WRITTEN REQUEST: No images are to be carried over; print all other material exactly as it stands.

(Data records)
>>>>

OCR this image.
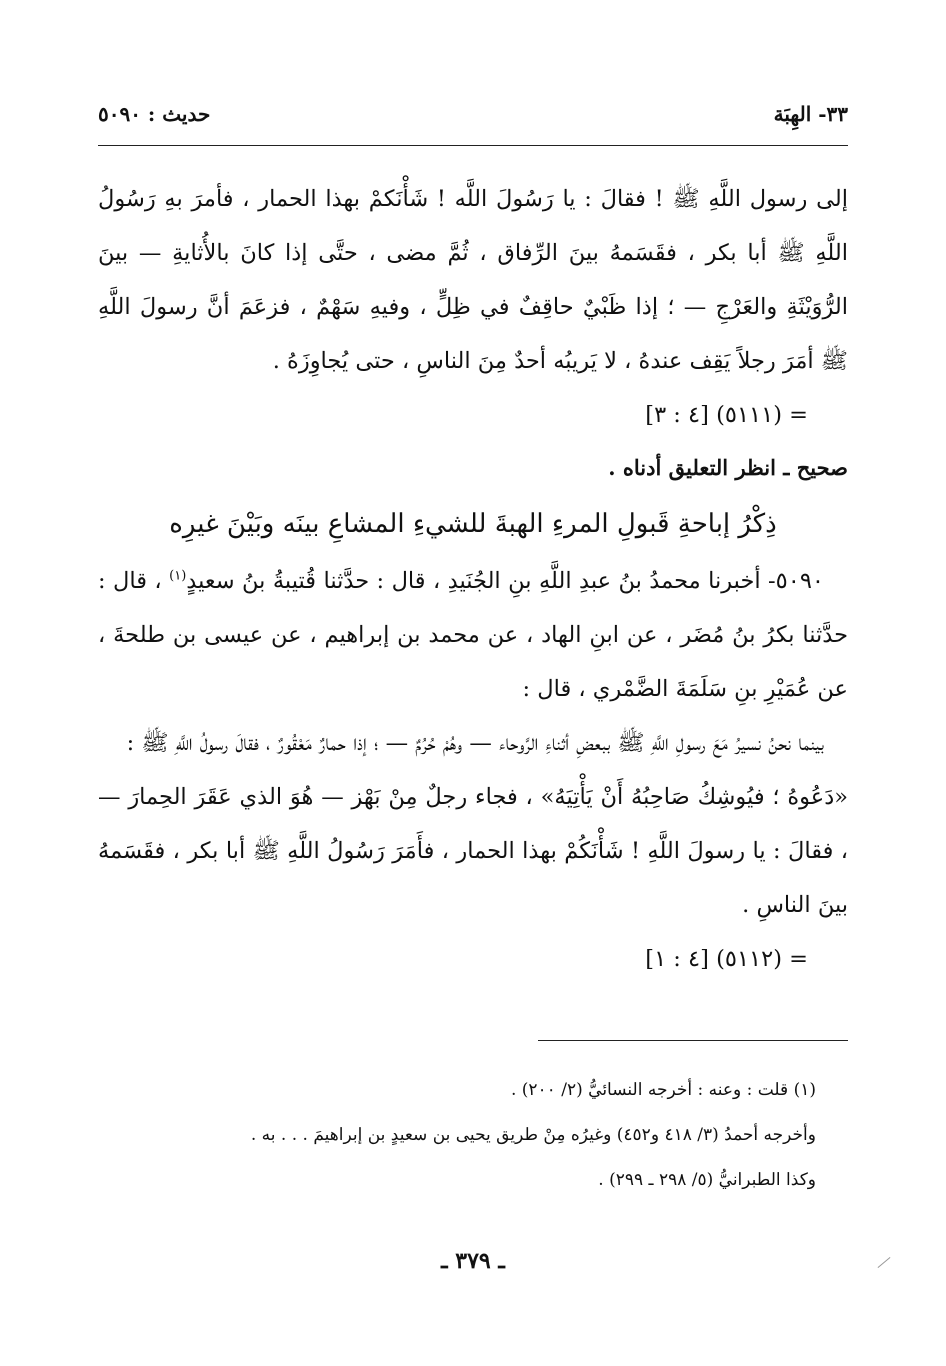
٣٣- الهِبَة
حديث : ٥٠٩٠

إلى رسول اللَّهِ ﷺ ! فقالَ : يا رَسُولَ اللَّه ! شَأْنَكمْ بهذا الحمار ، فأمرَ بهِ رَسُولُ اللَّهِ ﷺ أبا بكر ، فقَسَمهُ بينَ الرِّفاق ، ثُمَّ مضى ، حتَّى إذا كانَ بالأُثايةِ — بينَ الرُّوَيْثَةِ والعَرْجِ — ؛ إذا ظَبْيٌ حاقِفٌ في ظِلٍّ ، وفيهِ سَهْمٌ ، فزعَمَ أنَّ رسولَ اللَّهِ ﷺ أمَرَ رجلاً يَقِف عندهُ ، لا يَريبُه أحدٌ مِنَ الناسِ ، حتى يُجاوِزَهُ .

= (٥١١١) [٤ : ٣]

صحيح ـ انظر التعليق أدناه .

ذِكْرُ إباحةِ قَبولِ المرءِ الهبةَ للشيءِ المشاعِ بينَه وبَيْنَ غيرِه

٥٠٩٠- أخبرنا محمدُ بنُ عبدِ اللَّهِ بنِ الجُنَيدِ ، قال : حدَّثنا قُتيبةُ بنُ سعيدٍ$^{(١)}$ ، قال : حدَّثنا بكرُ بنُ مُضَر ، عن ابنِ الهاد ، عن محمد بن إبراهيم ، عن عيسى بن طلحةَ ، عن عُمَيْرِ بنِ سَلَمَةَ الضَّمْري ، قال :

بينما نحنُ نسيرُ مَعَ رسولِ اللَّهِ ﷺ ببعضِ أثناءِ الرَّوحاء — وهُمْ حُرُمٌ — ؛ إذا حمارٌ مَعْقُورٌ ، فقالَ رسولُ اللَّهِ ﷺ :

«دَعُوهُ ؛ فيُوشِكُ صَاحِبُهُ أَنْ يَأْتِيَهُ» ، فجاء رجلٌ مِنْ بَهْز — هُوَ الذي عَقَرَ الحِمارَ — ، فقالَ : يا رسولَ اللَّهِ ! شَأْنَكُمْ بهذا الحمار ، فأَمَرَ رَسُولُ اللَّهِ ﷺ أبا بكر ، فقَسَمهُ بينَ الناسِ .

= (٥١١٢) [٤ : ١]

(١) قلت : وعنه : أخرجه النسائيُّ (٢/ ٢٠٠) .

وأخرجه أحمدُ (٣/ ٤١٨ و٤٥٢) وغيرُه مِنْ طريق يحيى بن سعيدٍ بن إبراهيمَ . . . به .

وكذا الطبرانيُّ (٥/ ٢٩٨ ـ ٢٩٩) .

ـ ٣٧٩ ـ
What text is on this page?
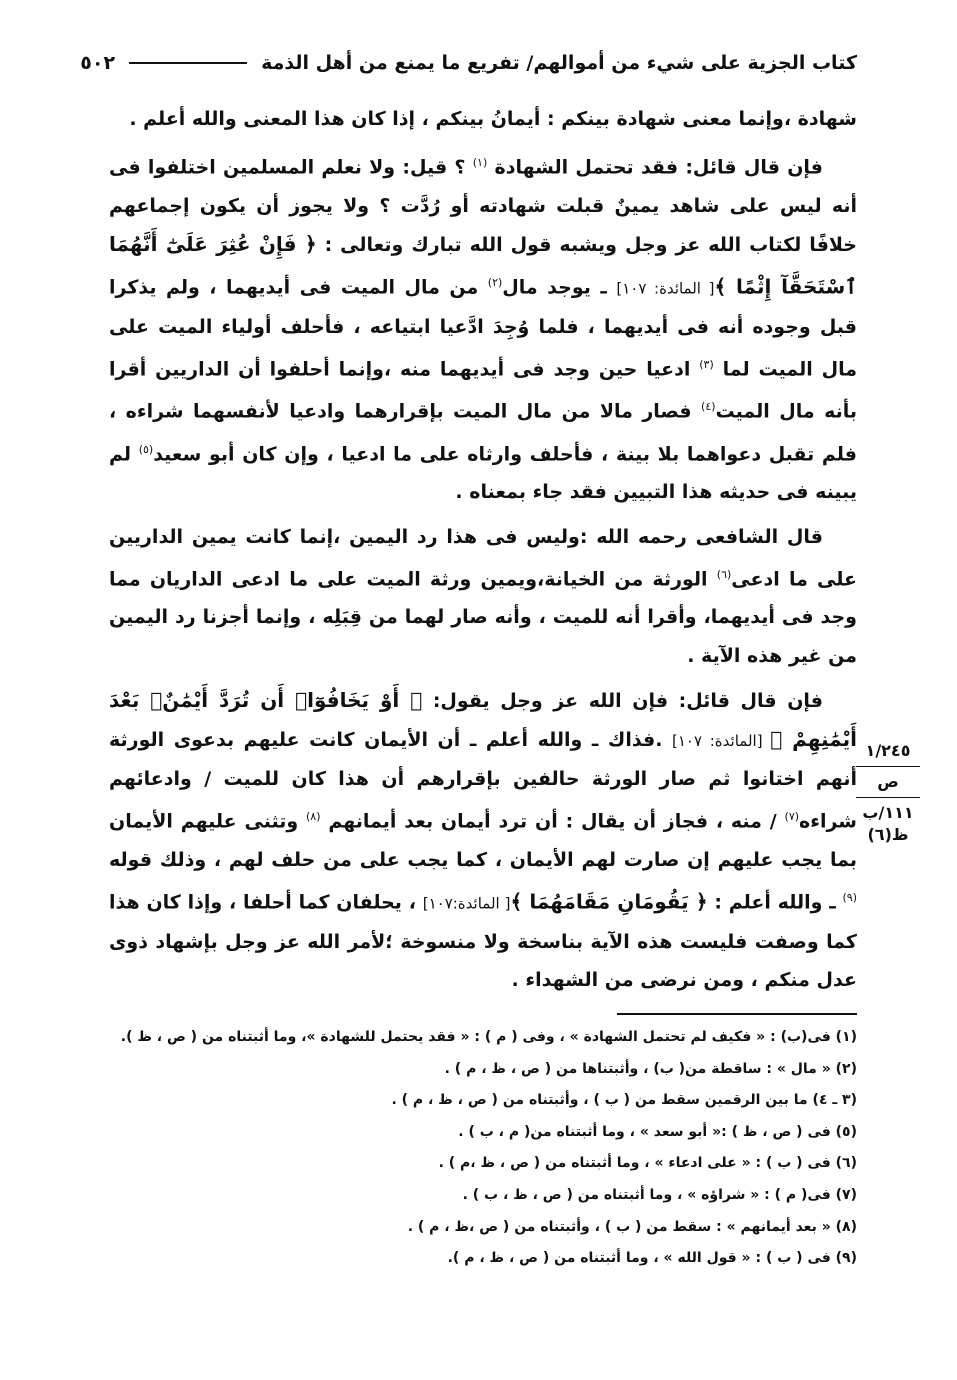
كتاب الجزية على شيء من أموالهم/ تفريع ما يمنع من أهل الذمة
٥٠٢

شهادة ،وإنما معنى شهادة بينكم : أيمانُ بينكم ، إذا كان هذا المعنى والله أعلم .

فإن قال قائل: فقد تحتمل الشهادة $^{(١)}$ ؟ قيل: ولا نعلم المسلمين اختلفوا فى أنه ليس على شاهد يمينٌ قبلت شهادته أو رُدَّت ؟ ولا يجوز أن يكون إجماعهم خلافًا لكتاب الله عز وجل ويشبه قول الله تبارك وتعالى : ﴿ فَإِنْ عُثِرَ عَلَىٰٓ أَنَّهُمَا ٱسْتَحَقَّآ إِثْمًا ﴾[ المائدة: ١٠٧] ـ يوجد مال$^{(٢)}$ من مال الميت فى أيديهما ، ولم يذكرا قبل وجوده أنه فى أيديهما ، فلما وُجِدَ ادَّعيا ابتياعه ، فأحلف أولياء الميت على مال الميت لما $^{(٣)}$ ادعيا حين وجد فى أيديهما منه ،وإنما أحلفوا أن الداريين أقرا بأنه مال الميت$^{(٤)}$ فصار مالا من مال الميت بإقرارهما وادعيا لأنفسهما شراءه ، فلم تقبل دعواهما بلا بينة ، فأحلف وارثاه على ما ادعيا ، وإن كان أبو سعيد$^{(٥)}$ لم يبينه فى حديثه هذا التبيين فقد جاء بمعناه .

قال الشافعى رحمه الله :وليس فى هذا رد اليمين ،إنما كانت يمين الداريين على ما ادعى$^{(٦)}$ الورثة من الخيانة،ويمين ورثة الميت على ما ادعى الداريان مما وجد فى أيديهما، وأقرا أنه للميت ، وأنه صار لهما من قِبَلِه ، وإنما أجزنا رد اليمين من غير هذه الآية .

فإن قال قائل: فإن الله عز وجل يقول: ﴿ أَوْ يَخَافُوٓا۟ أَن تُرَدَّ أَيْمَٰنٌۢ بَعْدَ أَيْمَٰنِهِمْ ﴾ [المائدة: ١٠٧] .فذاك ـ والله أعلم ـ أن الأيمان كانت عليهم بدعوى الورثة أنهم اختانوا ثم صار الورثة حالفين بإقرارهم أن هذا كان للميت / وادعائهم شراءه$^{(٧)}$ / منه ، فجاز أن يقال : أن ترد أيمان بعد أيمانهم $^{(٨)}$ وتثنى عليهم الأيمان بما يجب عليهم إن صارت لهم الأيمان ، كما يجب على من حلف لهم ، وذلك قوله $^{(٩)}$ ـ والله أعلم : ﴿ يَقُومَانِ مَقَامَهُمَا ﴾[ المائدة:١٠٧] ، يحلفان كما أحلفا ، وإذا كان هذا كما وصفت فليست هذه الآية بناسخة ولا منسوخة ؛لأمر الله عز وجل بإشهاد ذوى عدل منكم ، ومن نرضى من الشهداء .

١/٢٤٥
ص
١١١/ب
ظ(٦)
(١) فى(ب) : « فكيف لم تحتمل الشهادة » ، وفى ( م ) : « فقد يحتمل للشهادة »، وما أثبتناه من ( ص ، ظ ).
(٢) « مال » : ساقطة من( ب) ، وأثبتناها من ( ص ، ظ ، م ) .
(٣ ـ ٤) ما بين الرقمين سقط من ( ب ) ، وأثبتناه من ( ص ، ظ ، م ) .
(٥) فى ( ص ، ظ ) :« أبو سعد » ، وما أثبتناه من( م ، ب ) .
(٦) فى ( ب ) : « على ادعاء » ، وما أثبتناه من ( ص ، ظ ،م ) .
(٧) فى( م ) : « شراؤه » ، وما أثبتناه من ( ص ، ظ ، ب ) .
(٨) « بعد أيمانهم » : سقط من ( ب ) ، وأثبتناه من ( ص ،ظ ، م ) .
(٩) فى ( ب ) : « قول الله » ، وما أثبتناه من ( ص ، ظ ، م ).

<<<<

THE OUTPUT:
OCR this image.
٣٣- الهِبَة
حديث : ٥٠٩٠

إلى رسول اللَّهِ ﷺ ! فقالَ : يا رَسُولَ اللَّه ! شَأْنَكمْ بهذا الحمار ، فأمرَ بهِ رَسُولُ اللَّهِ ﷺ أبا بكر ، فقَسَمهُ بينَ الرِّفاق ، ثُمَّ مضى ، حتَّى إذا كانَ بالأُثايةِ — بينَ الرُّوَيْثَةِ والعَرْجِ — ؛ إذا ظَبْيٌ حاقِفٌ في ظِلٍّ ، وفيهِ سَهْمٌ ، فزعَمَ أنَّ رسولَ اللَّهِ ﷺ أمَرَ رجلاً يَقِف عندهُ ، لا يَريبُه أحدٌ مِنَ الناسِ ، حتى يُجاوِزَهُ .

= (٥١١١) [٤ : ٣]

صحيح ـ انظر التعليق أدناه .

ذِكْرُ إباحةِ قَبولِ المرءِ الهبةَ للشيءِ المشاعِ بينَه وبَيْنَ غيرِه

٥٠٩٠- أخبرنا محمدُ بنُ عبدِ اللَّهِ بنِ الجُنَيدِ ، قال : حدَّثنا قُتيبةُ بنُ سعيدٍ$^{(١)}$ ، قال : حدَّثنا بكرُ بنُ مُضَر ، عن ابنِ الهاد ، عن محمد بن إبراهيم ، عن عيسى بن طلحةَ ، عن عُمَيْرِ بنِ سَلَمَةَ الضَّمْري ، قال :

بينما نحنُ نسيرُ مَعَ رسولِ اللَّهِ ﷺ ببعضِ أثناءِ الرَّوحاء — وهُمْ حُرُمٌ — ؛ إذا حمارٌ مَعْقُورٌ ، فقالَ رسولُ اللَّهِ ﷺ :

«دَعُوهُ ؛ فيُوشِكُ صَاحِبُهُ أَنْ يَأْتِيَهُ» ، فجاء رجلٌ مِنْ بَهْز — هُوَ الذي عَقَرَ الحِمارَ — ، فقالَ : يا رسولَ اللَّهِ ! شَأْنَكُمْ بهذا الحمار ، فأَمَرَ رَسُولُ اللَّهِ ﷺ أبا بكر ، فقَسَمهُ بينَ الناسِ .

= (٥١١٢) [٤ : ١]

(١) قلت : وعنه : أخرجه النسائيُّ (٢/ ٢٠٠) .

وأخرجه أحمدُ (٣/ ٤١٨ و٤٥٢) وغيرُه مِنْ طريق يحيى بن سعيدٍ بن إبراهيمَ . . . به .

وكذا الطبرانيُّ (٥/ ٢٩٨ ـ ٢٩٩) .

ـ ٣٧٩ ـ
What text is on this page?
كتاب الجزية على شيء من أموالهم/ تفريع ما يمنع من أهل الذمة
٥٠٢

شهادة ،وإنما معنى شهادة بينكم : أيمانُ بينكم ، إذا كان هذا المعنى والله أعلم .

فإن قال قائل: فقد تحتمل الشهادة $^{(١)}$ ؟ قيل: ولا نعلم المسلمين اختلفوا فى أنه ليس على شاهد يمينٌ قبلت شهادته أو رُدَّت ؟ ولا يجوز أن يكون إجماعهم خلافًا لكتاب الله عز وجل ويشبه قول الله تبارك وتعالى : ﴿ فَإِنْ عُثِرَ عَلَىٰٓ أَنَّهُمَا ٱسْتَحَقَّآ إِثْمًا ﴾[ المائدة: ١٠٧] ـ يوجد مال$^{(٢)}$ من مال الميت فى أيديهما ، ولم يذكرا قبل وجوده أنه فى أيديهما ، فلما وُجِدَ ادَّعيا ابتياعه ، فأحلف أولياء الميت على مال الميت لما $^{(٣)}$ ادعيا حين وجد فى أيديهما منه ،وإنما أحلفوا أن الداريين أقرا بأنه مال الميت$^{(٤)}$ فصار مالا من مال الميت بإقرارهما وادعيا لأنفسهما شراءه ، فلم تقبل دعواهما بلا بينة ، فأحلف وارثاه على ما ادعيا ، وإن كان أبو سعيد$^{(٥)}$ لم يبينه فى حديثه هذا التبيين فقد جاء بمعناه .

قال الشافعى رحمه الله :وليس فى هذا رد اليمين ،إنما كانت يمين الداريين على ما ادعى$^{(٦)}$ الورثة من الخيانة،ويمين ورثة الميت على ما ادعى الداريان مما وجد فى أيديهما، وأقرا أنه للميت ، وأنه صار لهما من قِبَلِه ، وإنما أجزنا رد اليمين من غير هذه الآية .

فإن قال قائل: فإن الله عز وجل يقول: ﴿ أَوْ يَخَافُوٓا۟ أَن تُرَدَّ أَيْمَٰنٌۢ بَعْدَ أَيْمَٰنِهِمْ ﴾ [المائدة: ١٠٧] .فذاك ـ والله أعلم ـ أن الأيمان كانت عليهم بدعوى الورثة أنهم اختانوا ثم صار الورثة حالفين بإقرارهم أن هذا كان للميت / وادعائهم شراءه$^{(٧)}$ / منه ، فجاز أن يقال : أن ترد أيمان بعد أيمانهم $^{(٨)}$ وتثنى عليهم الأيمان بما يجب عليهم إن صارت لهم الأيمان ، كما يجب على من حلف لهم ، وذلك قوله $^{(٩)}$ ـ والله أعلم : ﴿ يَقُومَانِ مَقَامَهُمَا ﴾[ المائدة:١٠٧] ، يحلفان كما أحلفا ، وإذا كان هذا كما وصفت فليست هذه الآية بناسخة ولا منسوخة ؛لأمر الله عز وجل بإشهاد ذوى عدل منكم ، ومن نرضى من الشهداء .

١/٢٤٥
ص
١١١/ب
ظ(٦)
(١) فى(ب) : « فكيف لم تحتمل الشهادة » ، وفى ( م ) : « فقد يحتمل للشهادة »، وما أثبتناه من ( ص ، ظ ).
(٢) « مال » : ساقطة من( ب) ، وأثبتناها من ( ص ، ظ ، م ) .
(٣ ـ ٤) ما بين الرقمين سقط من ( ب ) ، وأثبتناه من ( ص ، ظ ، م ) .
(٥) فى ( ص ، ظ ) :« أبو سعد » ، وما أثبتناه من( م ، ب ) .
(٦) فى ( ب ) : « على ادعاء » ، وما أثبتناه من ( ص ، ظ ،م ) .
(٧) فى( م ) : « شراؤه » ، وما أثبتناه من ( ص ، ظ ، ب ) .
(٨) « بعد أيمانهم » : سقط من ( ب ) ، وأثبتناه من ( ص ،ظ ، م ) .
(٩) فى ( ب ) : « قول الله » ، وما أثبتناه من ( ص ، ظ ، م ).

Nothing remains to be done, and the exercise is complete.